The exercise
Repeat the material exactly as it appears.

(Items from a data source)
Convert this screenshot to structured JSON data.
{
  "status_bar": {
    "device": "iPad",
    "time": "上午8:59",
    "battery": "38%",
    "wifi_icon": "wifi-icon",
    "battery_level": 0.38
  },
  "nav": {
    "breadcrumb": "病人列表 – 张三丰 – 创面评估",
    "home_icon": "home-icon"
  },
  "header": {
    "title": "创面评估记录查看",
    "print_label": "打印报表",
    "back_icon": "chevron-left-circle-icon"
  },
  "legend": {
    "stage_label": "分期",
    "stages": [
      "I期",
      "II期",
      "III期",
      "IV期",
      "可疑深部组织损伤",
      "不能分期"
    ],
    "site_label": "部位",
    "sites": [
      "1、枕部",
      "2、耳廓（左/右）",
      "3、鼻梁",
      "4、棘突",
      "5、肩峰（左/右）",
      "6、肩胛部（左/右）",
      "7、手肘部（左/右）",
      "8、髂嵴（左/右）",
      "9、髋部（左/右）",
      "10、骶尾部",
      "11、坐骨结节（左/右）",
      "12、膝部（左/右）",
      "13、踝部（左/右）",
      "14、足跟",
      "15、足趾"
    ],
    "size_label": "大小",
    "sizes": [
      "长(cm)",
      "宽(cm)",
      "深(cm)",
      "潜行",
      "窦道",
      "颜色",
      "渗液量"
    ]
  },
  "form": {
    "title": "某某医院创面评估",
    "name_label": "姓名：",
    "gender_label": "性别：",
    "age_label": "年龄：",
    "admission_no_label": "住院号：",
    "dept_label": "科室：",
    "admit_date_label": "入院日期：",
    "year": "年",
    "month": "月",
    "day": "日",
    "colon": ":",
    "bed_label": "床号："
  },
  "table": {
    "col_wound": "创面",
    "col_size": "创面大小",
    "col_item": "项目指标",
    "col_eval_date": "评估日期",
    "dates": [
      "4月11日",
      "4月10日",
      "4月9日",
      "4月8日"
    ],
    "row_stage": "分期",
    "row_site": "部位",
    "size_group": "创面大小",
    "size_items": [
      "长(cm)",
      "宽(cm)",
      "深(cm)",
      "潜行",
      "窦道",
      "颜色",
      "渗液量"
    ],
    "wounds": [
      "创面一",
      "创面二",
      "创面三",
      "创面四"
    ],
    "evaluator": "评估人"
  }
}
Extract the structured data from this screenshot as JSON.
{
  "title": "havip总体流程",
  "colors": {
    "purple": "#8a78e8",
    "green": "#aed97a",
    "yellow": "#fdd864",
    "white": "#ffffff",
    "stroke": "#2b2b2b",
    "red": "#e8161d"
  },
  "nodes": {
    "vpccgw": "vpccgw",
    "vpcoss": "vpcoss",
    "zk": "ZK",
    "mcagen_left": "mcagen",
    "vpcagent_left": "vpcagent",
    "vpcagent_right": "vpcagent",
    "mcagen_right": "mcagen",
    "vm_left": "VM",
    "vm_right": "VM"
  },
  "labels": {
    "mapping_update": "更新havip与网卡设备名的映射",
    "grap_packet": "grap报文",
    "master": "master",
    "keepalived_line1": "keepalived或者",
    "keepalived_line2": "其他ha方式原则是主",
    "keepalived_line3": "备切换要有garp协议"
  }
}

The result
Convert this screenshot to structured JSON data.
{
  "status_bar": {
    "device": "iPad",
    "time": "上午8:59",
    "battery": "38%",
    "wifi_icon": "wifi-icon",
    "battery_level": 0.38
  },
  "nav": {
    "breadcrumb": "病人列表 – 张三丰 – 创面评估",
    "home_icon": "home-icon"
  },
  "header": {
    "title": "创面评估记录查看",
    "print_label": "打印报表",
    "back_icon": "chevron-left-circle-icon"
  },
  "legend": {
    "stage_label": "分期",
    "stages": [
      "I期",
      "II期",
      "III期",
      "IV期",
      "可疑深部组织损伤",
      "不能分期"
    ],
    "site_label": "部位",
    "sites": [
      "1、枕部",
      "2、耳廓（左/右）",
      "3、鼻梁",
      "4、棘突",
      "5、肩峰（左/右）",
      "6、肩胛部（左/右）",
      "7、手肘部（左/右）",
      "8、髂嵴（左/右）",
      "9、髋部（左/右）",
      "10、骶尾部",
      "11、坐骨结节（左/右）",
      "12、膝部（左/右）",
      "13、踝部（左/右）",
      "14、足跟",
      "15、足趾"
    ],
    "size_label": "大小",
    "sizes": [
      "长(cm)",
      "宽(cm)",
      "深(cm)",
      "潜行",
      "窦道",
      "颜色",
      "渗液量"
    ]
  },
  "form": {
    "title": "某某医院创面评估",
    "name_label": "姓名：",
    "gender_label": "性别：",
    "age_label": "年龄：",
    "admission_no_label": "住院号：",
    "dept_label": "科室：",
    "admit_date_label": "入院日期：",
    "year": "年",
    "month": "月",
    "day": "日",
    "colon": ":",
    "bed_label": "床号："
  },
  "table": {
    "col_wound": "创面",
    "col_size": "创面大小",
    "col_item": "项目指标",
    "col_eval_date": "评估日期",
    "dates": [
      "4月11日",
      "4月10日",
      "4月9日",
      "4月8日"
    ],
    "row_stage": "分期",
    "row_site": "部位",
    "size_group": "创面大小",
    "size_items": [
      "长(cm)",
      "宽(cm)",
      "深(cm)",
      "潜行",
      "窦道",
      "颜色",
      "渗液量"
    ],
    "wounds": [
      "创面一",
      "创面二",
      "创面三",
      "创面四"
    ],
    "evaluator": "评估人"
  }
}
Extract the structured data from this screenshot as JSON.
{
  "title": "havip总体流程",
  "colors": {
    "purple": "#8a78e8",
    "green": "#aed97a",
    "yellow": "#fdd864",
    "white": "#ffffff",
    "stroke": "#2b2b2b",
    "red": "#e8161d"
  },
  "nodes": {
    "vpccgw": "vpccgw",
    "vpcoss": "vpcoss",
    "zk": "ZK",
    "mcagen_left": "mcagen",
    "vpcagent_left": "vpcagent",
    "vpcagent_right": "vpcagent",
    "mcagen_right": "mcagen",
    "vm_left": "VM",
    "vm_right": "VM"
  },
  "labels": {
    "mapping_update": "更新havip与网卡设备名的映射",
    "grap_packet": "grap报文",
    "master": "master",
    "keepalived_line1": "keepalived或者",
    "keepalived_line2": "其他ha方式原则是主",
    "keepalived_line3": "备切换要有garp协议"
  }
}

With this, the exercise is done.